→ **WHAT YOU HAVE TO DO**:
Exactly repeat the material, dropping only the pictures.

→ **SUPPLIED RECORDS**:
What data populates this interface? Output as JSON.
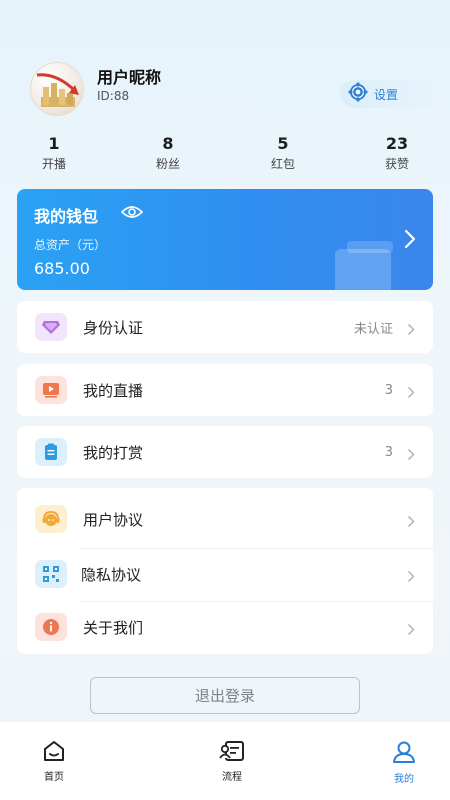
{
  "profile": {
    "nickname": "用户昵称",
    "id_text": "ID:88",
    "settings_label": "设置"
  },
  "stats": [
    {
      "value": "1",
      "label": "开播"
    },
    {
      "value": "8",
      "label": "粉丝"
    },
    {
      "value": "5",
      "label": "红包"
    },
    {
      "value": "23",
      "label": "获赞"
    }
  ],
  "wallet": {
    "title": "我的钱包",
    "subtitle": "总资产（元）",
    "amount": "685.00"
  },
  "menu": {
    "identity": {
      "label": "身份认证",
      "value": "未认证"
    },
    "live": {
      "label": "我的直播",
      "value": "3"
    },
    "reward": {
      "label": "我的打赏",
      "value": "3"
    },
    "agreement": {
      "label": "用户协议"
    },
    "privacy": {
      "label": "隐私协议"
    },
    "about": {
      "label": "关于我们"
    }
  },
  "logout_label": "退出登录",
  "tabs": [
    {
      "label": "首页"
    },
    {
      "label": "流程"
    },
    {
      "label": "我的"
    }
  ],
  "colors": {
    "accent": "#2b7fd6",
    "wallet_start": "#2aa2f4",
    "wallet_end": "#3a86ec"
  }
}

→ **WRITTEN RESPONSE**:
What data populates this interface? Output as JSON.
{
  "profile": {
    "nickname": "用户昵称",
    "id_text": "ID:88",
    "settings_label": "设置"
  },
  "stats": [
    {
      "value": "1",
      "label": "开播"
    },
    {
      "value": "8",
      "label": "粉丝"
    },
    {
      "value": "5",
      "label": "红包"
    },
    {
      "value": "23",
      "label": "获赞"
    }
  ],
  "wallet": {
    "title": "我的钱包",
    "subtitle": "总资产（元）",
    "amount": "685.00"
  },
  "menu": {
    "identity": {
      "label": "身份认证",
      "value": "未认证"
    },
    "live": {
      "label": "我的直播",
      "value": "3"
    },
    "reward": {
      "label": "我的打赏",
      "value": "3"
    },
    "agreement": {
      "label": "用户协议"
    },
    "privacy": {
      "label": "隐私协议"
    },
    "about": {
      "label": "关于我们"
    }
  },
  "logout_label": "退出登录",
  "tabs": [
    {
      "label": "首页"
    },
    {
      "label": "流程"
    },
    {
      "label": "我的"
    }
  ],
  "colors": {
    "accent": "#2b7fd6",
    "wallet_start": "#2aa2f4",
    "wallet_end": "#3a86ec"
  }
}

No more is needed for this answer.